[CHALLENGE]
Pictures stay out of your copy, but everything else in the records below must be repeated exactly.

* Begin DATASET EXTRACT *

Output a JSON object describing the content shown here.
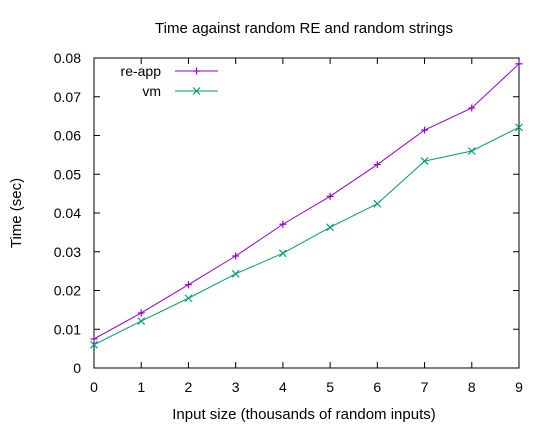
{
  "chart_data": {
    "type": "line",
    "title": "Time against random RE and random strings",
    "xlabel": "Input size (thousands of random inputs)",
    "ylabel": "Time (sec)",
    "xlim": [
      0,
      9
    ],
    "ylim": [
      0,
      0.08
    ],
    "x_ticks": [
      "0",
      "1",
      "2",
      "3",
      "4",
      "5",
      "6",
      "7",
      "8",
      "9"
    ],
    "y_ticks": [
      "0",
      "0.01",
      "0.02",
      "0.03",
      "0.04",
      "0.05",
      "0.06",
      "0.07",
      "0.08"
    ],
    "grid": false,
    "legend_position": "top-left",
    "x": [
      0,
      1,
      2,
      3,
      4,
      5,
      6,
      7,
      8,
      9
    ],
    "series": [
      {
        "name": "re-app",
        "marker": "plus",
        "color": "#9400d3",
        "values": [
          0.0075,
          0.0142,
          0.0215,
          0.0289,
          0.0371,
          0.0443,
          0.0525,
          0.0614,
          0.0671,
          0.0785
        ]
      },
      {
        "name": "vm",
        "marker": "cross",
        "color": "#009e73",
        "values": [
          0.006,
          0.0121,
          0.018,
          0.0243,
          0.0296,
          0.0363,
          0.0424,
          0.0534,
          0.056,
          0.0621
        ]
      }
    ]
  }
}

* End DATASET EXTRACT *

[EXERCISE RESPONSE]
Output a JSON object describing the content shown here.
{
  "chart_data": {
    "type": "line",
    "title": "Time against random RE and random strings",
    "xlabel": "Input size (thousands of random inputs)",
    "ylabel": "Time (sec)",
    "xlim": [
      0,
      9
    ],
    "ylim": [
      0,
      0.08
    ],
    "x_ticks": [
      "0",
      "1",
      "2",
      "3",
      "4",
      "5",
      "6",
      "7",
      "8",
      "9"
    ],
    "y_ticks": [
      "0",
      "0.01",
      "0.02",
      "0.03",
      "0.04",
      "0.05",
      "0.06",
      "0.07",
      "0.08"
    ],
    "grid": false,
    "legend_position": "top-left",
    "x": [
      0,
      1,
      2,
      3,
      4,
      5,
      6,
      7,
      8,
      9
    ],
    "series": [
      {
        "name": "re-app",
        "marker": "plus",
        "color": "#9400d3",
        "values": [
          0.0075,
          0.0142,
          0.0215,
          0.0289,
          0.0371,
          0.0443,
          0.0525,
          0.0614,
          0.0671,
          0.0785
        ]
      },
      {
        "name": "vm",
        "marker": "cross",
        "color": "#009e73",
        "values": [
          0.006,
          0.0121,
          0.018,
          0.0243,
          0.0296,
          0.0363,
          0.0424,
          0.0534,
          0.056,
          0.0621
        ]
      }
    ]
  }
}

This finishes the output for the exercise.